Figure contents as structured data:
* START *
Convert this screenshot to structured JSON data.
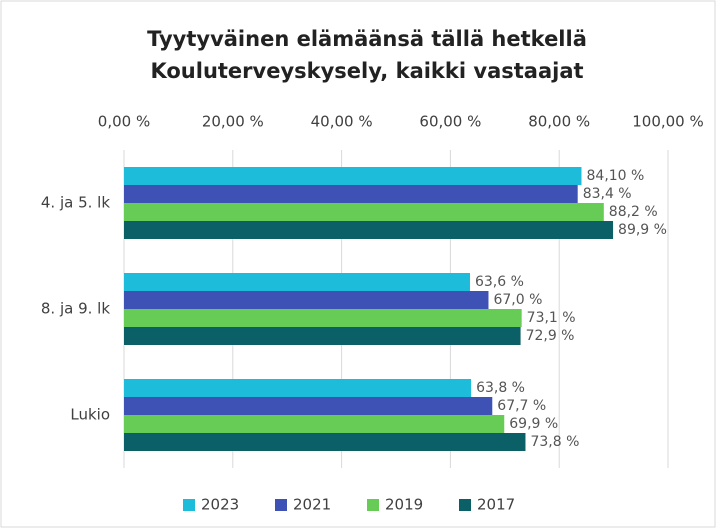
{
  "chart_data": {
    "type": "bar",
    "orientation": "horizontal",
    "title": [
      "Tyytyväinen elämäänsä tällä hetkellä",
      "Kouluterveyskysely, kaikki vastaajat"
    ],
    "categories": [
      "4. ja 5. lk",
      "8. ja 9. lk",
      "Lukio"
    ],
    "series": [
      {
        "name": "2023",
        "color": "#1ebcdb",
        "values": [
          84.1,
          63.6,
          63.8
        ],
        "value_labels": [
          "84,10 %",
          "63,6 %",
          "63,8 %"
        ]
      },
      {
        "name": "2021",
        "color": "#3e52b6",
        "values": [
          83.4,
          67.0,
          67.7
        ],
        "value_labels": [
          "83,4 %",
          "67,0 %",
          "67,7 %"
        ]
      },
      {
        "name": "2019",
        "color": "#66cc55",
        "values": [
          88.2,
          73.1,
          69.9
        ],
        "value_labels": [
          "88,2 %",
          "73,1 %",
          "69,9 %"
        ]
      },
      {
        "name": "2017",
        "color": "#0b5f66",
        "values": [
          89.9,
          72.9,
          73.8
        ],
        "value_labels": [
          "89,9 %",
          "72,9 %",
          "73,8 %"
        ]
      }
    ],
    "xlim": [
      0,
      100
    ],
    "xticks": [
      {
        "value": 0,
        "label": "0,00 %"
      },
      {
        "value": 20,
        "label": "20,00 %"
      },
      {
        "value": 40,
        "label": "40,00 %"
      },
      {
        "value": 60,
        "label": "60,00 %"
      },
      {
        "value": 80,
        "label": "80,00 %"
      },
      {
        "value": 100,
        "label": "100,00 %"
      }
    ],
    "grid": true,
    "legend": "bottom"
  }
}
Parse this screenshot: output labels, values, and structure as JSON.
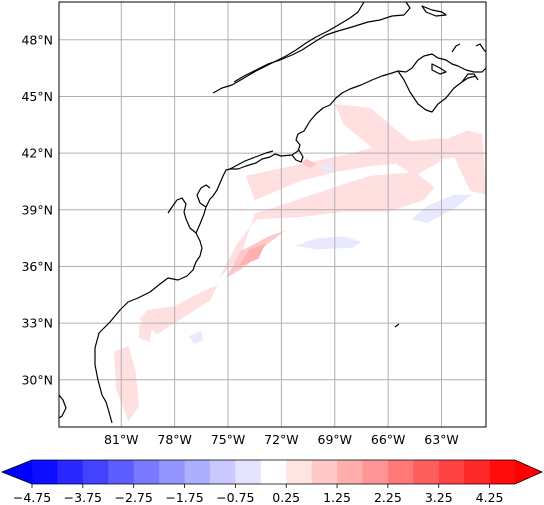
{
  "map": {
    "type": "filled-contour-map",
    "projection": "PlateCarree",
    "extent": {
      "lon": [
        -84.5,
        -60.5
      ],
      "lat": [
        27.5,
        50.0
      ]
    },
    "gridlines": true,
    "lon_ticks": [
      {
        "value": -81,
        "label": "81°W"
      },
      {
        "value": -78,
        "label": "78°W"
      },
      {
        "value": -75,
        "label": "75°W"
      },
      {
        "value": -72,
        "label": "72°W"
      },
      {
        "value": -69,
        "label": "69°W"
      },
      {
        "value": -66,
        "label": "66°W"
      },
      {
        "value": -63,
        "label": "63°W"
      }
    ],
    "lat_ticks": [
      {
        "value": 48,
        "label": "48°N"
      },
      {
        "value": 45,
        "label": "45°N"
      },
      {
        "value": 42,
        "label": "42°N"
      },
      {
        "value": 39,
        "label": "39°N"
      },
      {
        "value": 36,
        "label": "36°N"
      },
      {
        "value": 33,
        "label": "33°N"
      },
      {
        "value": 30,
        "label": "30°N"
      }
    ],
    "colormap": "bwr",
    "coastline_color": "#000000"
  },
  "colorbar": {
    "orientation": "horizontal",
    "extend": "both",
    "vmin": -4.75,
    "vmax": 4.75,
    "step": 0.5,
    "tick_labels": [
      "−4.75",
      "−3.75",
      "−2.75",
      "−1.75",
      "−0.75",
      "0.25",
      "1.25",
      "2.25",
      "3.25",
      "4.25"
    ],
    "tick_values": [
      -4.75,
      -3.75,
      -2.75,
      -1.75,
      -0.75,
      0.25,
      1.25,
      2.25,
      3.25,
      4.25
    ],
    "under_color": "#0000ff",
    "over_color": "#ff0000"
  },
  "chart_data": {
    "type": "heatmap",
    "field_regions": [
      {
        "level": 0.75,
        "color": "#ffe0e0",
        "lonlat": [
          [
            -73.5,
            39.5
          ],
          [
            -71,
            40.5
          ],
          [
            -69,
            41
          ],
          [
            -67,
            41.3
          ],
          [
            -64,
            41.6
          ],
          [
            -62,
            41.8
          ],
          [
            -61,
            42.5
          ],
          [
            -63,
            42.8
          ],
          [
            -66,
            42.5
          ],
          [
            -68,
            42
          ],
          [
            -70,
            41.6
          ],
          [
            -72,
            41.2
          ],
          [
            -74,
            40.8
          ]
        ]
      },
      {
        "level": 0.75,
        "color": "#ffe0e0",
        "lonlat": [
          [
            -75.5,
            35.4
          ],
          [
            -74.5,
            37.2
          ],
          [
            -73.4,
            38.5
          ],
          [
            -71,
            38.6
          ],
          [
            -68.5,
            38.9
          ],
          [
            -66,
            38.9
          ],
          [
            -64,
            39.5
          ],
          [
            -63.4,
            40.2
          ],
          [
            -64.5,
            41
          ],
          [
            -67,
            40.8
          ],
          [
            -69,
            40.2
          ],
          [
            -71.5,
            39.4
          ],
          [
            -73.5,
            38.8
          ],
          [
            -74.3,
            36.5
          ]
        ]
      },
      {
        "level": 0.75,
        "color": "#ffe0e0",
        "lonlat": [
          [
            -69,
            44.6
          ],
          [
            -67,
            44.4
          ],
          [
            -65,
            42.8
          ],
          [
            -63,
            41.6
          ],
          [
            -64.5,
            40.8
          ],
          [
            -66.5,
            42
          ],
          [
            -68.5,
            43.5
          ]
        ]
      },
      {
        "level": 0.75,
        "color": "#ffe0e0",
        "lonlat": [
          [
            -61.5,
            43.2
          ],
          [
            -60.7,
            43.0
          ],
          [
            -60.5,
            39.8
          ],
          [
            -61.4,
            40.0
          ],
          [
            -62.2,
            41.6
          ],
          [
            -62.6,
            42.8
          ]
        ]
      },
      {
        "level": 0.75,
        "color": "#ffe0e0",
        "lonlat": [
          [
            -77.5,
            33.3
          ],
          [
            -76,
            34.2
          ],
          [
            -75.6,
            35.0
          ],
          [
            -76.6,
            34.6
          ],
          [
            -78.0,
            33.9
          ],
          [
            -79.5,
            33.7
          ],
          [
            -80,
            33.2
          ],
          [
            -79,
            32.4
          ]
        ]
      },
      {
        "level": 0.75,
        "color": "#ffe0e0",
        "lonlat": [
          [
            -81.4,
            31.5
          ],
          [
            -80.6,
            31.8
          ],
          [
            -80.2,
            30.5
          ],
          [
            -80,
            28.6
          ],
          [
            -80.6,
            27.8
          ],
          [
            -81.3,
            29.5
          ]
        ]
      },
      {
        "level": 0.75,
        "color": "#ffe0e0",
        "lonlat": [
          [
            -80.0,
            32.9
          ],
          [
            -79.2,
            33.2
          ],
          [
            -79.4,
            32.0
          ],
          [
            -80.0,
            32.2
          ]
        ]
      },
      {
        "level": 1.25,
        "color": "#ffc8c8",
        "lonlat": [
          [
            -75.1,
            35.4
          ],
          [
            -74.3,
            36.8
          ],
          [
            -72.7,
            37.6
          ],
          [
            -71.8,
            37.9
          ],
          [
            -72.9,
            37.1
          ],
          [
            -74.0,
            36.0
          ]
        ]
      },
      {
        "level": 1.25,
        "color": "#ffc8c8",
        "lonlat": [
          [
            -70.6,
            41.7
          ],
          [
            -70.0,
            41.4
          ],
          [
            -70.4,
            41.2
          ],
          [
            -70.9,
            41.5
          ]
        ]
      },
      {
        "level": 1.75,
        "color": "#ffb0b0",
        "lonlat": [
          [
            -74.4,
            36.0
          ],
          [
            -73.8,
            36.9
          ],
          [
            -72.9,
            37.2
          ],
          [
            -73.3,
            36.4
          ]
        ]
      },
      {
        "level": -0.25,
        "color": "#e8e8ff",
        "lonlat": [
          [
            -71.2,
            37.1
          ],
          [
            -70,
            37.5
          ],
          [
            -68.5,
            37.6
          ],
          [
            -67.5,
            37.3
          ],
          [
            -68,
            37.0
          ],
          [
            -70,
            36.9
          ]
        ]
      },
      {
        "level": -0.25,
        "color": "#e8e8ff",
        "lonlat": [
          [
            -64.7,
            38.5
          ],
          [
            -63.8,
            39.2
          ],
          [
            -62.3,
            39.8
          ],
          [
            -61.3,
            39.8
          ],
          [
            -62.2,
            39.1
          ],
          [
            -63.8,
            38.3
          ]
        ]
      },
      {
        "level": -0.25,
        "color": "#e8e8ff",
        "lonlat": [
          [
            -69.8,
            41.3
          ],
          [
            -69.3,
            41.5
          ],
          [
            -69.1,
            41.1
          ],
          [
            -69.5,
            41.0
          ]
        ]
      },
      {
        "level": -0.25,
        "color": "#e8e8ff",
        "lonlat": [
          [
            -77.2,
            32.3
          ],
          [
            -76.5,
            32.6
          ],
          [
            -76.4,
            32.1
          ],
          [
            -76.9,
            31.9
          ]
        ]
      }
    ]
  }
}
* END *
* Description of the task: Look through the material above. Copy each line where the word "screenshot" appears.

* Expected answer:
Convert this screenshot to structured JSON data.
Parse this screenshot: output labels, values, and structure as JSON.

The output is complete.